Task statement: Convert the lines of each of the following entries into a JSON list of strings, one string per line, omitting blank lines and any picture placeholders.

Supplied records:
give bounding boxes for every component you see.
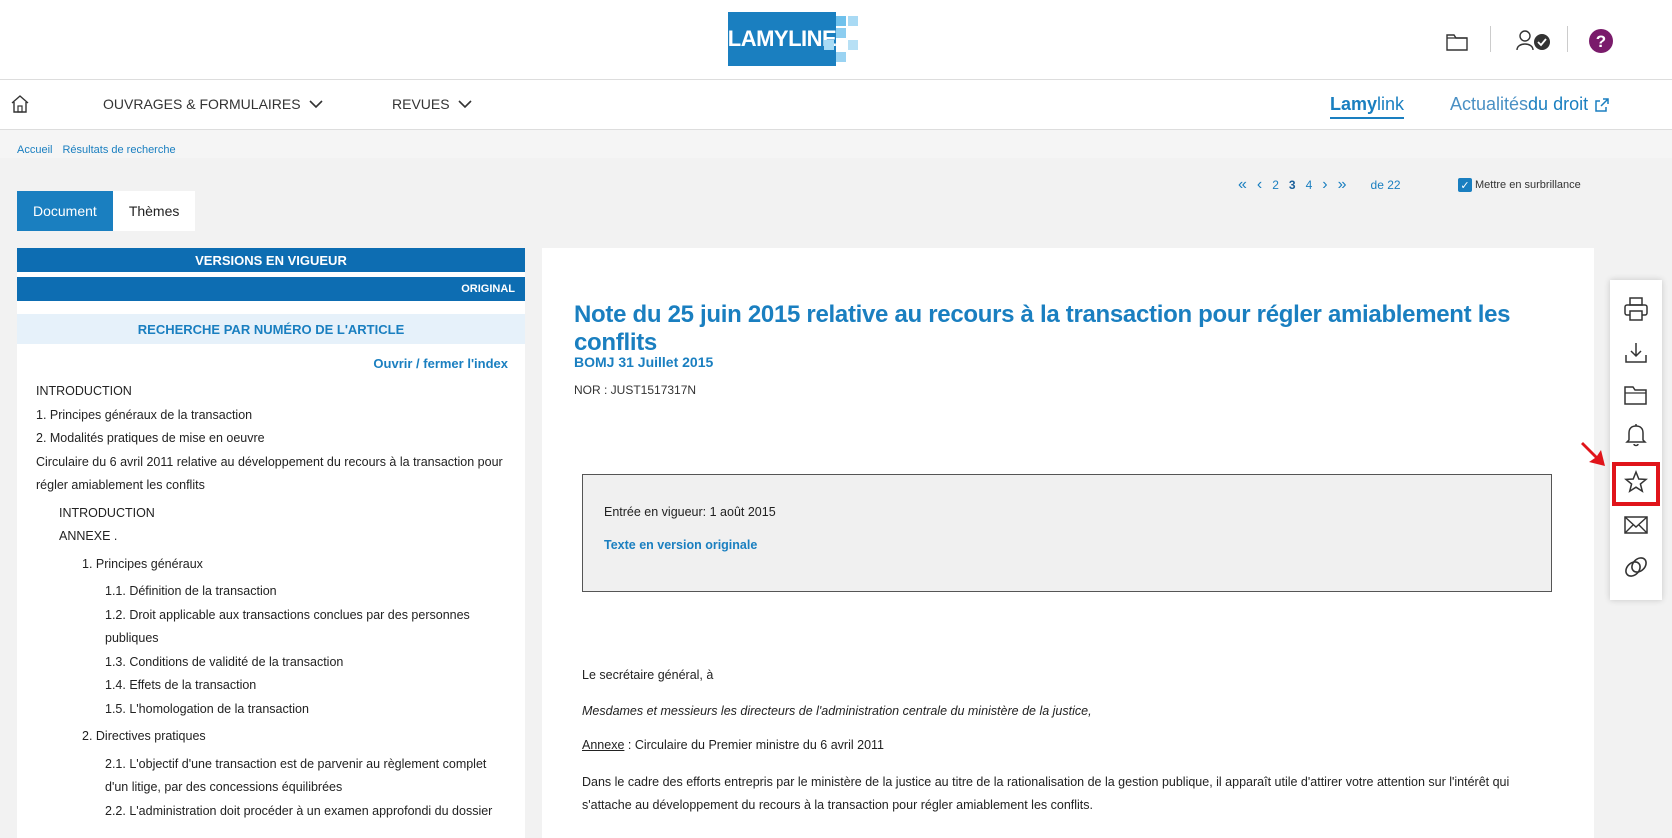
favorite-highlight-box [1612,462,1660,506]
table-of-contents: INTRODUCTION 1. Principes généraux de la… [36,380,506,823]
toc-item[interactable]: 1.3. Conditions de validité de la transa… [36,651,506,675]
toc-item[interactable]: 1.4. Effets de la transaction [36,674,506,698]
top-header: LAMYLINE ? [0,0,1672,80]
toc-item[interactable]: 1.1. Définition de la transaction [36,580,506,604]
folder-icon[interactable] [1621,380,1651,410]
toc-item[interactable]: ANNEXE . [36,525,506,549]
paragraph: Dans le cadre des efforts entrepris par … [582,775,1510,789]
highlight-label: Mettre en surbrillance [1475,179,1581,191]
document-panel: Note du 25 juin 2015 relative au recours… [542,248,1594,838]
lamyline-logo[interactable]: LAMYLINE [728,12,868,66]
original-version-link[interactable]: Texte en version originale [604,538,757,552]
annexe-label: Annexe [582,738,625,752]
document-info-box: Entrée en vigueur: 1 août 2015 Texte en … [582,474,1552,592]
lamylink-link[interactable]: Lamylink [1330,94,1405,119]
toc-item[interactable]: 2.2. L'administration doit procéder à un… [36,800,506,824]
tab-themes[interactable]: Thèmes [112,191,196,231]
original-bar[interactable]: ORIGINAL [17,277,525,301]
toc-item[interactable]: 2. Modalités pratiques de mise en oeuvre [36,427,506,451]
checkbox-checked-icon[interactable]: ✓ [1458,178,1472,192]
logo-text: LAMYLINE [728,12,837,66]
page-link[interactable]: 2 [1272,178,1279,192]
red-arrow-icon [1577,438,1609,470]
toc-item[interactable]: 1.2. Droit applicable aux transactions c… [36,604,506,651]
toc-item[interactable]: 1. Principes généraux [36,553,506,577]
actualites-du-droit-link[interactable]: Actualités du droit [1450,94,1610,115]
svg-text:?: ? [1596,32,1606,51]
breadcrumb-accueil[interactable]: Accueil [17,144,52,156]
mail-icon[interactable] [1621,510,1651,540]
breadcrumb-resultats[interactable]: Résultats de recherche [62,144,175,156]
document-nor: NOR : JUST1517317N [574,383,697,397]
nav-revues[interactable]: REVUES [392,96,472,112]
first-page-icon[interactable]: « [1238,176,1247,194]
home-icon[interactable] [10,94,30,114]
paragraph: s'attache au développement du recours à … [582,798,1094,812]
user-verified-icon[interactable] [1515,26,1555,56]
paragraph: Le secrétaire général, à [582,668,714,682]
nav-label: OUVRAGES & FORMULAIRES [103,96,301,112]
nav-label: REVUES [392,96,450,112]
article-number-search[interactable]: RECHERCHE PAR NUMÉRO DE L'ARTICLE [17,314,525,344]
toc-item[interactable]: INTRODUCTION [36,380,506,404]
entry-into-force: Entrée en vigueur: 1 août 2015 [604,505,776,519]
prev-page-icon[interactable]: ‹ [1257,176,1262,194]
external-link-icon [1595,97,1609,112]
toc-item[interactable]: Circulaire du 6 avril 2011 relative au d… [36,451,506,498]
link-icon[interactable] [1621,552,1651,582]
bell-icon[interactable] [1621,420,1651,450]
document-actions-toolbar [1610,280,1662,600]
chevron-down-icon [309,100,323,109]
highlight-toggle[interactable]: ✓ Mettre en surbrillance [1458,178,1581,192]
toc-item[interactable]: 1. Principes généraux de la transaction [36,404,506,428]
result-pager: « ‹ 2 3 4 › » de 22 [1238,176,1401,194]
page-current[interactable]: 3 [1289,178,1296,192]
nav-ouvrages-formulaires[interactable]: OUVRAGES & FORMULAIRES [103,96,323,112]
toc-item[interactable]: 2. Directives pratiques [36,725,506,749]
paragraph-annexe: Annexe : Circulaire du Premier ministre … [582,738,884,752]
paragraph: Mesdames et messieurs les directeurs de … [582,704,1092,718]
chevron-down-icon [458,100,472,109]
view-tabs: Document Thèmes [17,191,196,231]
toc-item[interactable]: 1.5. L'homologation de la transaction [36,698,506,722]
main-navbar: OUVRAGES & FORMULAIRES REVUES Lamylink A… [0,80,1672,130]
print-icon[interactable] [1621,294,1651,324]
toc-item[interactable]: 2.1. L'objectif d'une transaction est de… [36,753,506,800]
toggle-index-link[interactable]: Ouvrir / fermer l'index [373,356,508,371]
document-source: BOMJ 31 Juillet 2015 [574,354,714,370]
download-icon[interactable] [1621,338,1651,368]
help-icon[interactable]: ? [1586,26,1616,56]
last-page-icon[interactable]: » [1338,176,1347,194]
page-total: de 22 [1370,178,1401,192]
breadcrumb: Accueil Résultats de recherche [17,144,176,156]
next-page-icon[interactable]: › [1322,176,1327,194]
toc-item[interactable]: INTRODUCTION [36,502,506,526]
document-index-sidebar: VERSIONS EN VIGUEUR ORIGINAL RECHERCHE P… [17,248,525,838]
versions-en-vigueur-bar[interactable]: VERSIONS EN VIGUEUR [17,248,525,272]
document-title: Note du 25 juin 2015 relative au recours… [574,301,1511,356]
folder-icon[interactable] [1442,26,1472,56]
page-link[interactable]: 4 [1306,178,1313,192]
tab-document[interactable]: Document [17,191,113,231]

In response:
[
  "give bounding boxes for every component you see.",
  "favorite-highlight-box [1612,462,1660,506]",
  "table-of-contents: INTRODUCTION 1. Principes généraux de la… [36,380,506,823]",
  "toc-item[interactable]: 1.3. Conditions de validité de la transa… [36,651,506,675]",
  "toc-item[interactable]: 1.4. Effets de la transaction [36,674,506,698]",
  "top-header: LAMYLINE ? [0,0,1672,80]",
  "toc-item[interactable]: 1.1. Définition de la transaction [36,580,506,604]",
  "folder-icon[interactable] [1621,380,1651,410]",
  "toc-item[interactable]: ANNEXE . [36,525,506,549]",
  "paragraph: Dans le cadre des efforts entrepris par … [582,775,1510,789]",
  "highlight-label: Mettre en surbrillance [1475,179,1581,191]",
  "document-panel: Note du 25 juin 2015 relative au recours… [542,248,1594,838]",
  "lamyline-logo[interactable]: LAMYLINE [728,12,868,66]",
  "original-version-link[interactable]: Texte en version originale [604,538,757,552]",
  "annexe-label: Annexe [582,738,625,752]",
  "document-info-box: Entrée en vigueur: 1 août 2015 Texte en … [582,474,1552,592]",
  "lamylink-link[interactable]: Lamylink [1330,94,1405,119]",
  "toc-item[interactable]: 2.2. L'administration doit procéder à un… [36,800,506,824]",
  "tab-themes[interactable]: Thèmes [112,191,196,231]",
  "original-bar[interactable]: ORIGINAL [17,277,525,301]",
  "toc-item[interactable]: 2. Modalités pratiques de mise en oeuvre [36,427,506,451]",
  "checkbox-checked-icon[interactable]: ✓ [1458,178,1472,192]",
  "logo-text: LAMYLINE [728,12,837,66]",
  "page-link[interactable]: 2 [1272,178,1279,192]",
  "red-arrow-icon [1577,438,1609,470]",
  "toc-item[interactable]: 1.2. Droit applicable aux transactions c… [36,604,506,651]",
  "toc-item[interactable]: 1. Principes généraux [36,553,506,577]",
  "actualites-du-droit-link[interactable]: Actualités du droit [1450,94,1610,115]",
  "svg-text:?: ? [1596,32,1606,51]",
  "breadcrumb-accueil[interactable]: Accueil [17,144,52,156]",
  "mail-icon[interactable] [1621,510,1651,540]",
  "breadcrumb-resultats[interactable]: Résultats de recherche [62,144,175,156]",
  "document-nor: NOR : JUST1517317N [574,383,697,397]",
  "nav-revues[interactable]: REVUES [392,96,472,112]",
  "first-page-icon[interactable]: « [1238,176,1247,194]",
  "home-icon[interactable] [10,94,30,114]",
  "paragraph: s'attache au développement du recours à … [582,798,1094,812]",
  "user-verified-icon[interactable] [1515,26,1555,56]",
  "paragraph: Le secrétaire général, à [582,668,714,682]",
  "nav-label: OUVRAGES & FORMULAIRES [103,96,301,112]",
  "nav-label: REVUES [392,96,450,112]",
  "article-number-search[interactable]: RECHERCHE PAR NUMÉRO DE L'ARTICLE [17,314,525,344]",
  "toc-item[interactable]: INTRODUCTION [36,380,506,404]",
  "entry-into-force: Entrée en vigueur: 1 août 2015 [604,505,776,519]",
  "prev-page-icon[interactable]: ‹ [1257,176,1262,194]",
  "external-link-icon [1595,97,1609,112]",
  "toc-item[interactable]: Circulaire du 6 avril 2011 relative au d… [36,451,506,498]",
  "link-icon[interactable] [1621,552,1651,582]",
  "bell-icon[interactable] [1621,420,1651,450]",
  "document-actions-toolbar [1610,280,1662,600]",
  "chevron-down-icon [309,100,323,109]",
  "highlight-toggle[interactable]: ✓ Mettre en surbrillance [1458,178,1581,192]",
  "toc-item[interactable]: 1. Principes généraux de la transaction [36,404,506,428]",
  "result-pager: « ‹ 2 3 4 › » de 22 [1238,176,1401,194]",
  "page-current[interactable]: 3 [1289,178,1296,192]",
  "nav-ouvrages-formulaires[interactable]: OUVRAGES & FORMULAIRES [103,96,323,112]",
  "toc-item[interactable]: 2. Directives pratiques [36,725,506,749]",
  "paragraph-annexe: Annexe : Circulaire du Premier ministre … [582,738,884,752]",
  "paragraph: Mesdames et messieurs les directeurs de … [582,704,1092,718]",
  "chevron-down-icon [458,100,472,109]",
  "view-tabs: Document Thèmes [17,191,196,231]",
  "toc-item[interactable]: 1.5. L'homologation de la transaction [36,698,506,722]",
  "main-navbar: OUVRAGES & FORMULAIRES REVUES Lamylink A… [0,80,1672,130]",
  "print-icon[interactable] [1621,294,1651,324]",
  "toc-item[interactable]: 2.1. L'objectif d'une transaction est de… [36,753,506,800]",
  "toggle-index-link[interactable]: Ouvrir / fermer l'index [373,356,508,371]",
  "document-source: BOMJ 31 Juillet 2015 [574,354,714,370]",
  "download-icon[interactable] [1621,338,1651,368]",
  "help-icon[interactable]: ? [1586,26,1616,56]",
  "last-page-icon[interactable]: » [1338,176,1347,194]",
  "page-total: de 22 [1370,178,1401,192]",
  "breadcrumb: Accueil Résultats de recherche [17,144,176,156]",
  "next-page-icon[interactable]: › [1322,176,1327,194]",
  "toc-item[interactable]: INTRODUCTION [36,502,506,526]",
  "document-index-sidebar: VERSIONS EN VIGUEUR ORIGINAL RECHERCHE P… [17,248,525,838]",
  "versions-en-vigueur-bar[interactable]: VERSIONS EN VIGUEUR [17,248,525,272]",
  "document-title: Note du 25 juin 2015 relative au recours… [574,301,1511,356]",
  "folder-icon[interactable] [1442,26,1472,56]",
  "page-link[interactable]: 4 [1306,178,1313,192]",
  "tab-document[interactable]: Document [17,191,113,231]"
]